Information shown:
--------------------------------------------------

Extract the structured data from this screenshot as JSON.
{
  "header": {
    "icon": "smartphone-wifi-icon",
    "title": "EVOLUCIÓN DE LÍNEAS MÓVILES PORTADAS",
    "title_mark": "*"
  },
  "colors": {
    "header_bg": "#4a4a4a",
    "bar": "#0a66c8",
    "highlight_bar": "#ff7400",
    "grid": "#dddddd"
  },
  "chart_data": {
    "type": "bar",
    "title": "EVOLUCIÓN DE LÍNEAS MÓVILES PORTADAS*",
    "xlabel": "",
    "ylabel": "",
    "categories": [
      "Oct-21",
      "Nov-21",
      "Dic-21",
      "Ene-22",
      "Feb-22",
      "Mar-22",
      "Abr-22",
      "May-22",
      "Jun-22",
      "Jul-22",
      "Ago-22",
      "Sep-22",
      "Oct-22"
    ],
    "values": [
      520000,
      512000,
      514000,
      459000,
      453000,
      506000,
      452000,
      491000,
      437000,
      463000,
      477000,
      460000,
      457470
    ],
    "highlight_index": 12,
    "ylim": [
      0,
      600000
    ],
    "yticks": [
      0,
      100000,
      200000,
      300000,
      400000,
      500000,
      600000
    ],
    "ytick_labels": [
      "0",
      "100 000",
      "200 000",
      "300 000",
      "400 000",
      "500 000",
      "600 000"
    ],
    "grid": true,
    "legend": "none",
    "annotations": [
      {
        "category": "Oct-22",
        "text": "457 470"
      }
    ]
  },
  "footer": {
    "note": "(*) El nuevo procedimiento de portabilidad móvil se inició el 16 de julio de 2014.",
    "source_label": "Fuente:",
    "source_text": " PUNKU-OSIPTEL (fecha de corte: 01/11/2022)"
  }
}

--------------------------------------------------

To do:
Return every line exactly.

Solution for this exercise:
Extract the structured data from this screenshot as JSON.
{
  "header": {
    "icon": "smartphone-wifi-icon",
    "title": "EVOLUCIÓN DE LÍNEAS MÓVILES PORTADAS",
    "title_mark": "*"
  },
  "colors": {
    "header_bg": "#4a4a4a",
    "bar": "#0a66c8",
    "highlight_bar": "#ff7400",
    "grid": "#dddddd"
  },
  "chart_data": {
    "type": "bar",
    "title": "EVOLUCIÓN DE LÍNEAS MÓVILES PORTADAS*",
    "xlabel": "",
    "ylabel": "",
    "categories": [
      "Oct-21",
      "Nov-21",
      "Dic-21",
      "Ene-22",
      "Feb-22",
      "Mar-22",
      "Abr-22",
      "May-22",
      "Jun-22",
      "Jul-22",
      "Ago-22",
      "Sep-22",
      "Oct-22"
    ],
    "values": [
      520000,
      512000,
      514000,
      459000,
      453000,
      506000,
      452000,
      491000,
      437000,
      463000,
      477000,
      460000,
      457470
    ],
    "highlight_index": 12,
    "ylim": [
      0,
      600000
    ],
    "yticks": [
      0,
      100000,
      200000,
      300000,
      400000,
      500000,
      600000
    ],
    "ytick_labels": [
      "0",
      "100 000",
      "200 000",
      "300 000",
      "400 000",
      "500 000",
      "600 000"
    ],
    "grid": true,
    "legend": "none",
    "annotations": [
      {
        "category": "Oct-22",
        "text": "457 470"
      }
    ]
  },
  "footer": {
    "note": "(*) El nuevo procedimiento de portabilidad móvil se inició el 16 de julio de 2014.",
    "source_label": "Fuente:",
    "source_text": " PUNKU-OSIPTEL (fecha de corte: 01/11/2022)"
  }
}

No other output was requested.